# Problem
Copy out the lines that have "Научите" in them.

# Available data
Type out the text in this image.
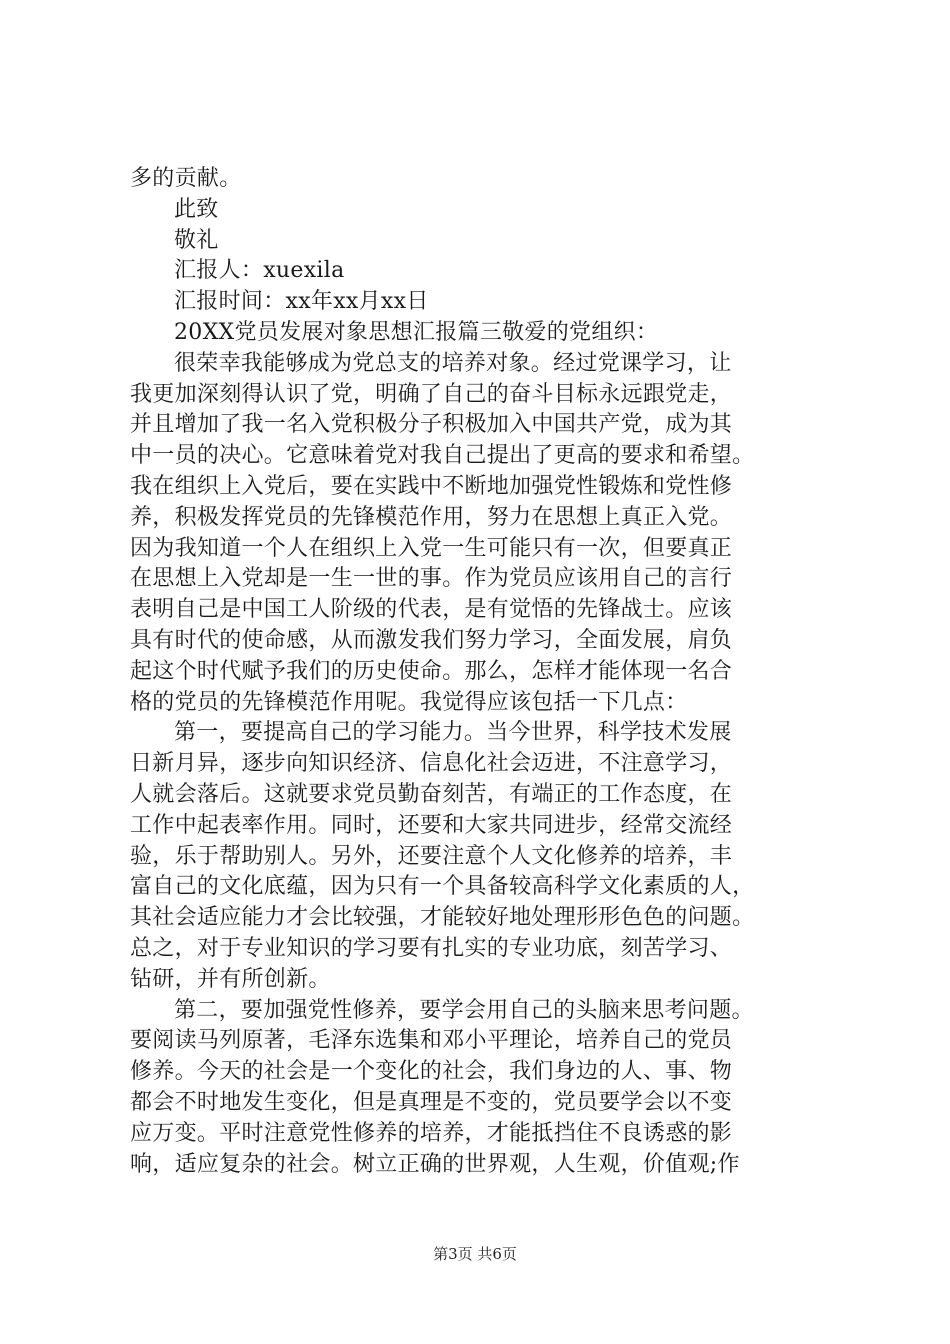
多的贡献。
此致
敬礼
汇报人：xuexila
汇报时间：xx年xx月xx日
20XX党员发展对象思想汇报篇三敬爱的党组织：
很荣幸我能够成为党总支的培养对象。经过党课学习，让
我更加深刻得认识了党，明确了自己的奋斗目标永远跟党走，
并且增加了我一名入党积极分子积极加入中国共产党，成为其
中一员的决心。它意味着党对我自己提出了更高的要求和希望。
我在组织上入党后，要在实践中不断地加强党性锻炼和党性修
养，积极发挥党员的先锋模范作用，努力在思想上真正入党。
因为我知道一个人在组织上入党一生可能只有一次，但要真正
在思想上入党却是一生一世的事。作为党员应该用自己的言行
表明自己是中国工人阶级的代表，是有觉悟的先锋战士。应该
具有时代的使命感，从而激发我们努力学习，全面发展，肩负
起这个时代赋予我们的历史使命。那么，怎样才能体现一名合
格的党员的先锋模范作用呢。我觉得应该包括一下几点：
第一，要提高自己的学习能力。当今世界，科学技术发展
日新月异，逐步向知识经济、信息化社会迈进，不注意学习，
人就会落后。这就要求党员勤奋刻苦，有端正的工作态度，在
工作中起表率作用。同时，还要和大家共同进步，经常交流经
验，乐于帮助别人。另外，还要注意个人文化修养的培养，丰
富自己的文化底蕴，因为只有一个具备较高科学文化素质的人，
其社会适应能力才会比较强，才能较好地处理形形色色的问题。
总之，对于专业知识的学习要有扎实的专业功底，刻苦学习、
钻研，并有所创新。
第二，要加强党性修养，要学会用自己的头脑来思考问题。
要阅读马列原著，毛泽东选集和邓小平理论，培养自己的党员
修养。今天的社会是一个变化的社会，我们身边的人、事、物
都会不时地发生变化，但是真理是不变的，党员要学会以不变
应万变。平时注意党性修养的培养，才能抵挡住不良诱惑的影
响，适应复杂的社会。树立正确的世界观，人生观，价值观;作
第3页 共6页
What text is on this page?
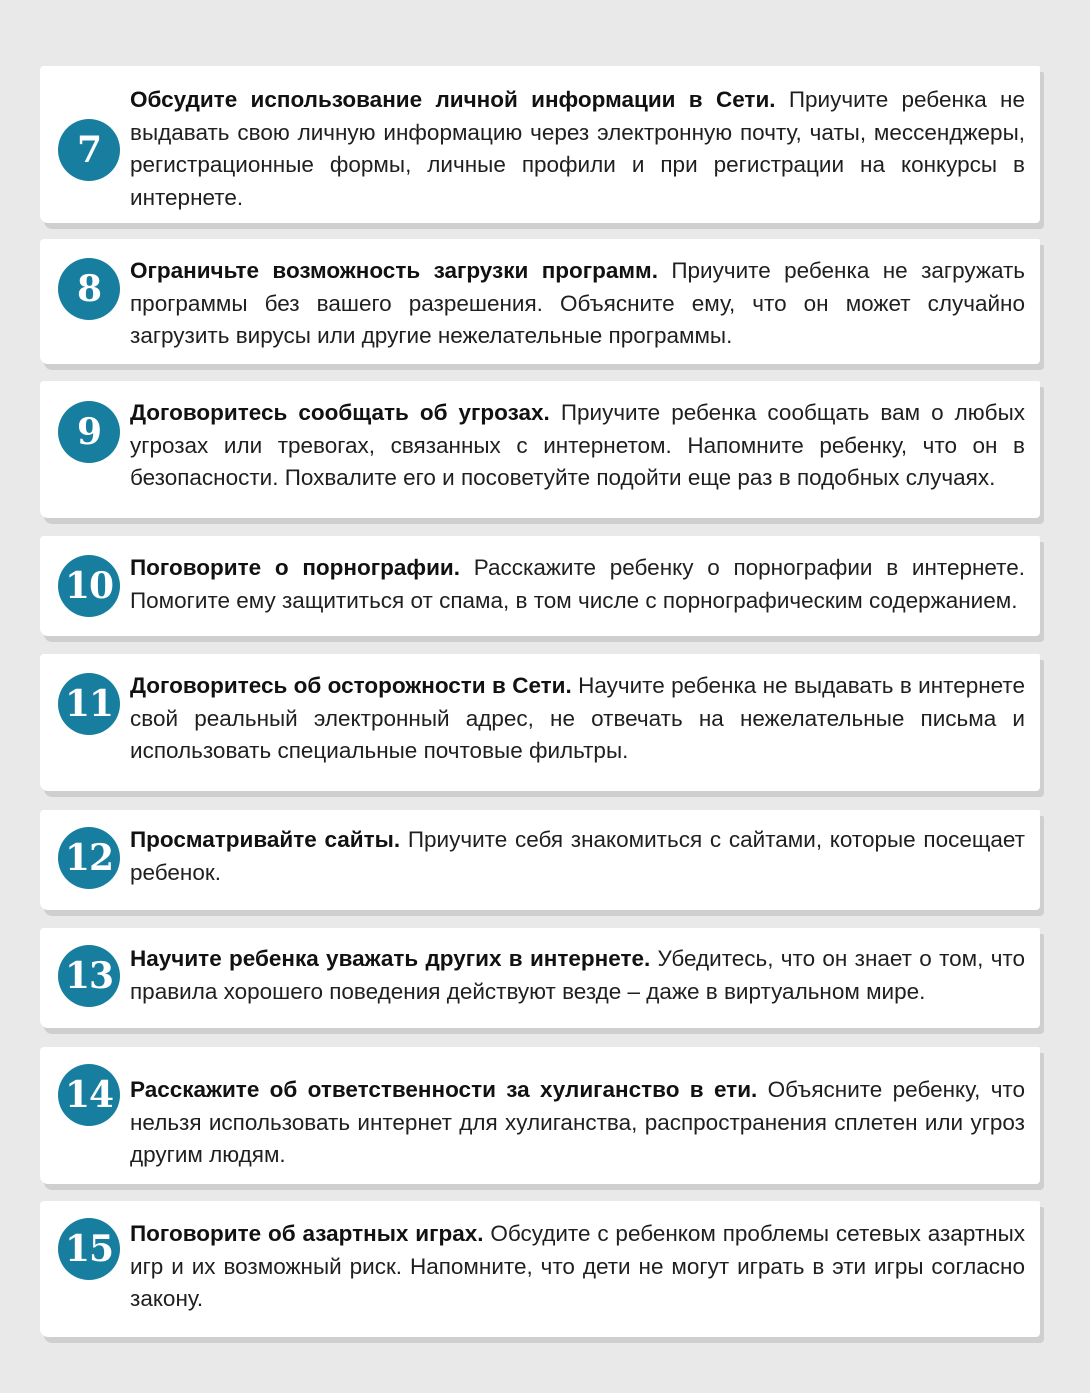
7
Обсудите использование личной информации в Сети. Приучите ребенка не выдавать свою личную информацию через электронную почту, чаты, мессенджеры, регистрационные формы, личные профили и при регистрации на конкурсы в интернете.
8	Ограничьте возможность загрузки программ. Приучите ребенка не загружать программы без вашего разрешения. Объясните ему, что он может случайно загрузить вирусы или другие нежелательные программы.
9	Договоритесь сообщать об угрозах. Приучите ребенка сообщать вам о любых угрозах или тревогах, связанных с интернетом. Напомните ребенку, что он в безопасности. Похвалите его и посоветуйте подойти еще раз в подобных случаях.
10 Поговорите о порнографии. Расскажите ребенку о порнографии в интернете. Помогите ему защититься от спама, в том числе с порнографическим содержанием.
11 Договоритесь об осторожности в Сети. Научите ребенка не выдавать в интернете свой реальный электронный адрес, не отвечать на нежелательные письма и использовать специальные почтовые фильтры.
12 Просматривайте сайты. Приучите себя знакомиться с сайтами, которые посещает ребенок.
13 Научите ребенка уважать других в интернете. Убедитесь, что он знает о том, что правила хорошего поведения действуют везде – даже в виртуальном мире.
14 Расскажите об ответственности за хулиганство в ети. Объясните ребенку, что нельзя использовать интернет для хулиганства, распространения сплетен или угроз другим людям.
15 Поговорите об азартных играх. Обсудите с ребенком проблемы сетевых азартных игр и их возможный риск. Напомните, что дети не могут играть в эти игры согласно закону.
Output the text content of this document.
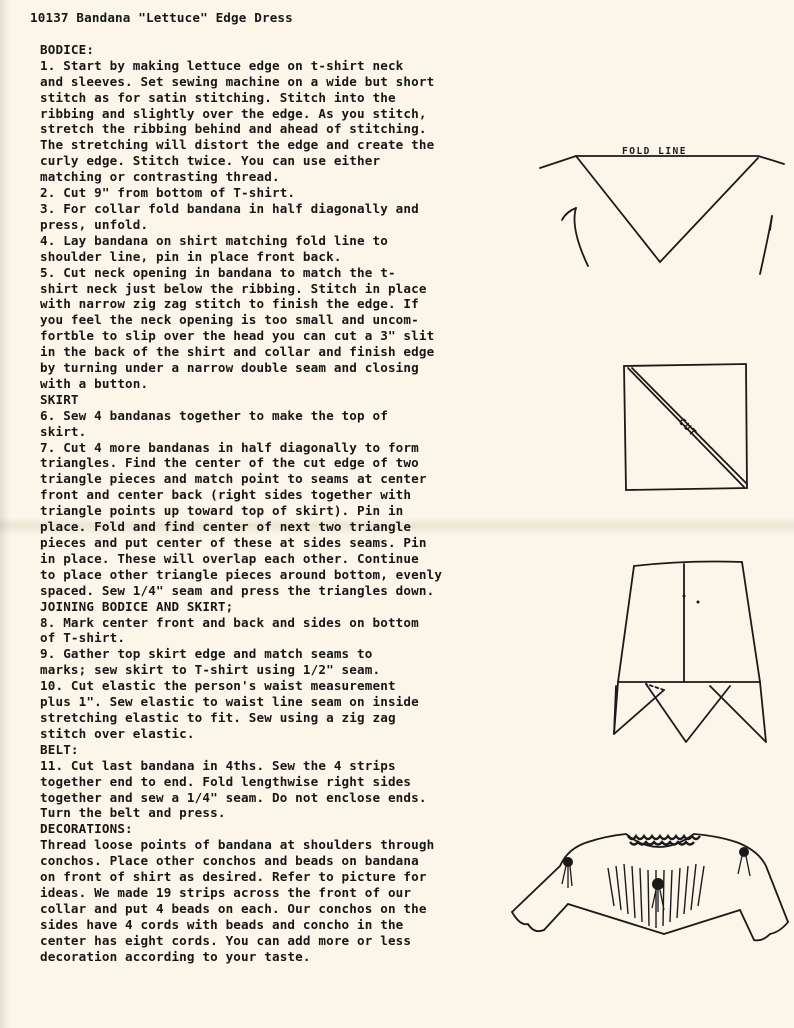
10137 Bandana "Lettuce" Edge Dress
BODICE:
1. Start by making lettuce edge on t-shirt neck
and sleeves. Set sewing machine on a wide but short
stitch as for satin stitching. Stitch into the
ribbing and slightly over the edge. As you stitch,
stretch the ribbing behind and ahead of stitching.
The stretching will distort the edge and create the
curly edge. Stitch twice. You can use either
matching or contrasting thread.
2. Cut 9" from bottom of T-shirt.
3. For collar fold bandana in half diagonally and
press, unfold.
4. Lay bandana on shirt matching fold line to
shoulder line, pin in place front back.
5. Cut neck opening in bandana to match the t-
shirt neck just below the ribbing. Stitch in place
with narrow zig zag stitch to finish the edge. If
you feel the neck opening is too small and uncom-
fortble to slip over the head you can cut a 3" slit
in the back of the shirt and collar and finish edge
by turning under a narrow double seam and closing
with a button.
SKIRT
6. Sew 4 bandanas together to make the top of
skirt.
7. Cut 4 more bandanas in half diagonally to form
triangles. Find the center of the cut edge of two
triangle pieces and match point to seams at center
front and center back (right sides together with
triangle points up toward top of skirt). Pin in
place. Fold and find center of next two triangle
pieces and put center of these at sides seams. Pin
in place. These will overlap each other. Continue
to place other triangle pieces around bottom, evenly
spaced. Sew 1/4" seam and press the triangles down.
JOINING BODICE AND SKIRT;
8. Mark center front and back and sides on bottom
of T-shirt.
9. Gather top skirt edge and match seams to
marks; sew skirt to T-shirt using 1/2" seam.
10. Cut elastic the person's waist measurement
plus 1". Sew elastic to waist line seam on inside
stretching elastic to fit. Sew using a zig zag
stitch over elastic.
BELT:
11. Cut last bandana in 4ths. Sew the 4 strips
together end to end. Fold lengthwise right sides
together and sew a 1/4" seam. Do not enclose ends.
Turn the belt and press.
DECORATIONS:
Thread loose points of bandana at shoulders through
conchos. Place other conchos and beads on bandana
on front of shirt as desired. Refer to picture for
ideas. We made 19 strips across the front of our
collar and put 4 beads on each. Our conchos on the
sides have 4 cords with beads and concho in the
center has eight cords. You can add more or less
decoration according to your taste.
FOLD LINE
CUT
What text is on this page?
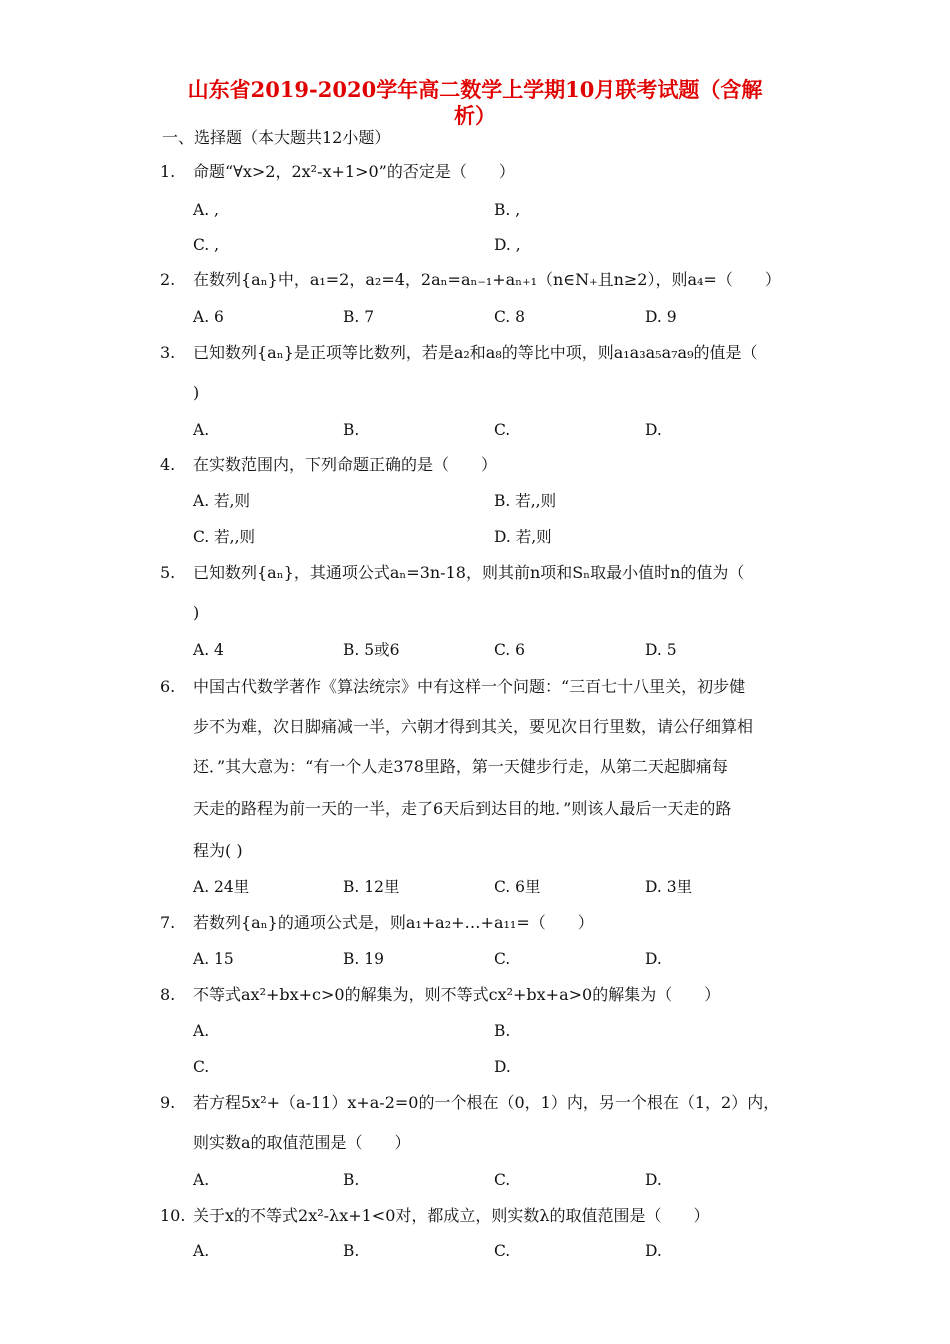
山东省2019-2020学年高二数学上学期10月联考试题（含解
析）
一、选择题（本大题共12小题）
1. 命题“∀x>2，2x²-x+1>0”的否定是（　　）
A. ,	B. ,
C. ,	D. ,
2. 在数列{aₙ}中，a₁=2，a₂=4，2aₙ=aₙ₋₁+aₙ₊₁（n∈N₊且n≥2），则a₄=（　　）
A. 6	B. 7	C. 8	D. 9
3. 已知数列{aₙ}是正项等比数列，若是a₂和a₈的等比中项，则a₁a₃a₅a₇a₉的值是（
)
A.	B.	C.	D.
4. 在实数范围内，下列命题正确的是（　　）
A. 若,则	B. 若,,则
C. 若,,则	D. 若,则
5. 已知数列{aₙ}，其通项公式aₙ=3n-18，则其前n项和Sₙ取最小值时n的值为（
)
A. 4	B. 5或6	C. 6	D. 5
6. 中国古代数学著作《算法统宗》中有这样一个问题：“三百七十八里关，初步健
步不为难，次日脚痛减一半，六朝才得到其关，要见次日行里数，请公仔细算相
还．”其大意为：“有一个人走378里路，第一天健步行走，从第二天起脚痛每
天走的路程为前一天的一半，走了6天后到达目的地．”则该人最后一天走的路
程为( )
A. 24里	B. 12里	C. 6里	D. 3里
7. 若数列{aₙ}的通项公式是，则a₁+a₂+…+a₁₁=（　　）
A. 15	B. 19	C.	D.
8. 不等式ax²+bx+c>0的解集为，则不等式cx²+bx+a>0的解集为（　　）
A.	B.
C.	D.
9. 若方程5x²+（a-11）x+a-2=0的一个根在（0，1）内，另一个根在（1，2）内，
则实数a的取值范围是（　　）
A.	B.	C.	D.
10. 关于x的不等式2x²-λx+1<0对，都成立，则实数λ的取值范围是（　　）
A.	B.	C.	D.
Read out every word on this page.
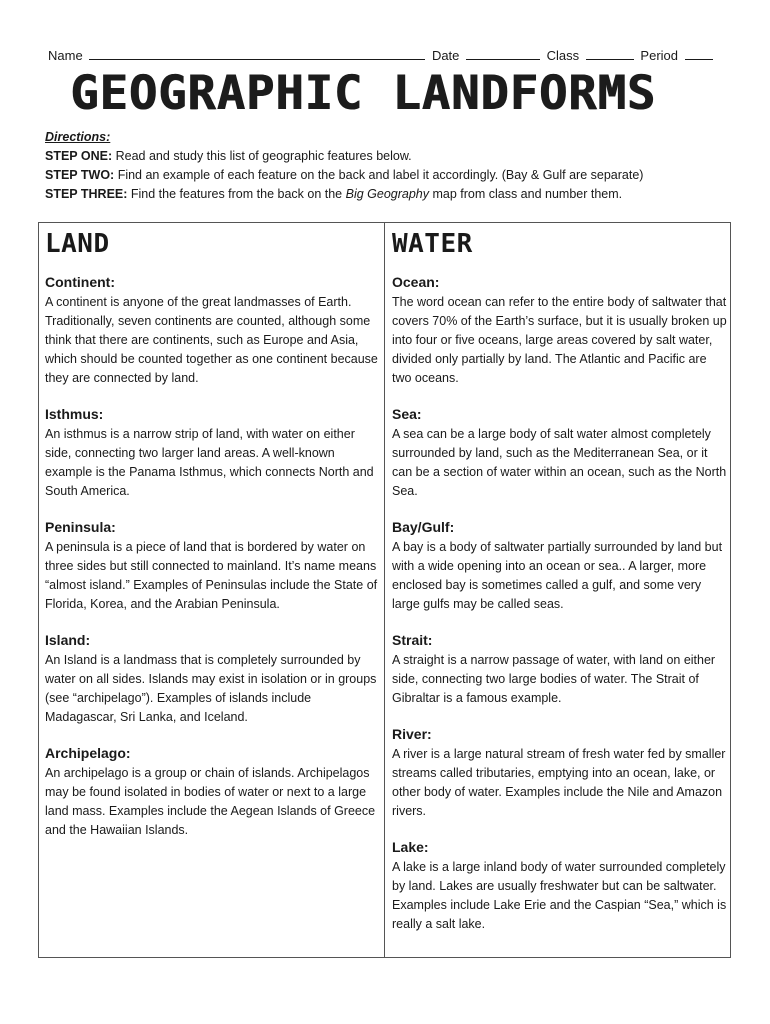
Name	Date	Class	Period
GEOGRAPHIC LANDFORMS
Directions:
STEP ONE: Read and study this list of geographic features below.
STEP TWO: Find an example of each feature on the back and label it accordingly. (Bay & Gulf are separate)
STEP THREE: Find the features from the back on the Big Geography map from class and number them.
LAND

Continent:

A continent is anyone of the great landmasses of Earth. Traditionally, seven continents are counted, although some think that there are continents, such as Europe and Asia, which should be counted together as one continent because they are connected by land.

Isthmus:

An isthmus is a narrow strip of land, with water on either side, connecting two larger land areas. A well-known example is the Panama Isthmus, which connects North and South America.

Peninsula:

A peninsula is a piece of land that is bordered by water on three sides but still connected to mainland. It’s name means “almost island.” Examples of Peninsulas include the State of Florida, Korea, and the Arabian Peninsula.

Island:

An Island is a landmass that is completely surrounded by water on all sides. Islands may exist in isolation or in groups (see “archipelago”). Examples of islands include Madagascar, Sri Lanka, and Iceland.

Archipelago:

An archipelago is a group or chain of islands. Archipelagos may be found isolated in bodies of water or next to a large land mass. Examples include the Aegean Islands of Greece and the Hawaiian Islands.

WATER

Ocean:

The word ocean can refer to the entire body of saltwater that covers 70% of the Earth’s surface, but it is usually broken up into four or five oceans, large areas covered by salt water, divided only partially by land. The Atlantic and Pacific are two oceans.

Sea:

A sea can be a large body of salt water almost completely surrounded by land, such as the Mediterranean Sea, or it can be a section of water within an ocean, such as the North Sea.

Bay/Gulf:

A bay is a body of saltwater partially surrounded by land but with a wide opening into an ocean or sea.. A larger, more enclosed bay is sometimes called a gulf, and some very large gulfs may be called seas.

Strait:

A straight is a narrow passage of water, with land on either side, connecting two large bodies of water. The Strait of Gibraltar is a famous example.

River:

A river is a large natural stream of fresh water fed by smaller streams called tributaries, emptying into an ocean, lake, or other body of water. Examples include the Nile and Amazon rivers.

Lake:

A lake is a large inland body of water surrounded completely by land. Lakes are usually freshwater but can be saltwater. Examples include Lake Erie and the Caspian “Sea,” which is really a salt lake.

# Full response
11 Договоритесь об осторожности в Сети. Научите ребенка не выдавать в интернете свой реальный электронный адрес, не отвечать на нежелательные письма и использовать специальные почтовые фильтры.
13 Научите ребенка уважать других в интернете. Убедитесь, что он знает о том, что правила хорошего поведения действуют везде – даже в виртуальном мире.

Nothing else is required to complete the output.